──────── Material for this task ────────

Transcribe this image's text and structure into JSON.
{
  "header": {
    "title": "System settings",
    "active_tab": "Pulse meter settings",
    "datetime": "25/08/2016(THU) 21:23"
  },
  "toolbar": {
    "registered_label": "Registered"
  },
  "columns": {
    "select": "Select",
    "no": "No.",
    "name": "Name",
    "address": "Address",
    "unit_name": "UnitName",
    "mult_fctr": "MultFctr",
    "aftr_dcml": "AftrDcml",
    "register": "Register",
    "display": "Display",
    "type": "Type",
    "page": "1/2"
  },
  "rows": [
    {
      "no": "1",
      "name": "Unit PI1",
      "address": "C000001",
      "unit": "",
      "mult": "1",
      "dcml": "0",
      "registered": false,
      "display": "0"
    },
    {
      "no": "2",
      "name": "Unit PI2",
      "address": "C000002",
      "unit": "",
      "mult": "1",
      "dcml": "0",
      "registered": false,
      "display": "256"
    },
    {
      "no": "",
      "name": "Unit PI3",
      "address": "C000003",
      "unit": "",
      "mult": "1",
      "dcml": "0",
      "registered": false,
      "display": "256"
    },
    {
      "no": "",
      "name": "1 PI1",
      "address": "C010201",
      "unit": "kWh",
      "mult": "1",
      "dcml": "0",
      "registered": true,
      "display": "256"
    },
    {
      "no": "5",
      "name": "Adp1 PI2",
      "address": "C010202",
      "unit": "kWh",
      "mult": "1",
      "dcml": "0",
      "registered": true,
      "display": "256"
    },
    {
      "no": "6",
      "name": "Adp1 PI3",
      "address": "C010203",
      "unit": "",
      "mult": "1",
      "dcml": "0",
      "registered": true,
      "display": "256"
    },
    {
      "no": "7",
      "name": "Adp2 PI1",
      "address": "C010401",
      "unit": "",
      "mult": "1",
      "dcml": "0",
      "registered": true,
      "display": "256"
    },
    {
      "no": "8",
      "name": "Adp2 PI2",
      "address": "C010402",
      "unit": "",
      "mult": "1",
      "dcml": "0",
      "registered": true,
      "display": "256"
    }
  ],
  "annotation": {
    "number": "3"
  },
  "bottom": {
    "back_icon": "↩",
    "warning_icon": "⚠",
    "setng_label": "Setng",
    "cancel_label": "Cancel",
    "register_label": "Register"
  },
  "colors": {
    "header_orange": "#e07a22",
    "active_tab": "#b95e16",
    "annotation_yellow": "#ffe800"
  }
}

────────

● **Task prompt**: Print every entry exactly as it appears.

● **Result for this task**:
Transcribe this image's text and structure into JSON.
{
  "header": {
    "title": "System settings",
    "active_tab": "Pulse meter settings",
    "datetime": "25/08/2016(THU) 21:23"
  },
  "toolbar": {
    "registered_label": "Registered"
  },
  "columns": {
    "select": "Select",
    "no": "No.",
    "name": "Name",
    "address": "Address",
    "unit_name": "UnitName",
    "mult_fctr": "MultFctr",
    "aftr_dcml": "AftrDcml",
    "register": "Register",
    "display": "Display",
    "type": "Type",
    "page": "1/2"
  },
  "rows": [
    {
      "no": "1",
      "name": "Unit PI1",
      "address": "C000001",
      "unit": "",
      "mult": "1",
      "dcml": "0",
      "registered": false,
      "display": "0"
    },
    {
      "no": "2",
      "name": "Unit PI2",
      "address": "C000002",
      "unit": "",
      "mult": "1",
      "dcml": "0",
      "registered": false,
      "display": "256"
    },
    {
      "no": "",
      "name": "Unit PI3",
      "address": "C000003",
      "unit": "",
      "mult": "1",
      "dcml": "0",
      "registered": false,
      "display": "256"
    },
    {
      "no": "",
      "name": "1 PI1",
      "address": "C010201",
      "unit": "kWh",
      "mult": "1",
      "dcml": "0",
      "registered": true,
      "display": "256"
    },
    {
      "no": "5",
      "name": "Adp1 PI2",
      "address": "C010202",
      "unit": "kWh",
      "mult": "1",
      "dcml": "0",
      "registered": true,
      "display": "256"
    },
    {
      "no": "6",
      "name": "Adp1 PI3",
      "address": "C010203",
      "unit": "",
      "mult": "1",
      "dcml": "0",
      "registered": true,
      "display": "256"
    },
    {
      "no": "7",
      "name": "Adp2 PI1",
      "address": "C010401",
      "unit": "",
      "mult": "1",
      "dcml": "0",
      "registered": true,
      "display": "256"
    },
    {
      "no": "8",
      "name": "Adp2 PI2",
      "address": "C010402",
      "unit": "",
      "mult": "1",
      "dcml": "0",
      "registered": true,
      "display": "256"
    }
  ],
  "annotation": {
    "number": "3"
  },
  "bottom": {
    "back_icon": "↩",
    "warning_icon": "⚠",
    "setng_label": "Setng",
    "cancel_label": "Cancel",
    "register_label": "Register"
  },
  "colors": {
    "header_orange": "#e07a22",
    "active_tab": "#b95e16",
    "annotation_yellow": "#ffe800"
  }
}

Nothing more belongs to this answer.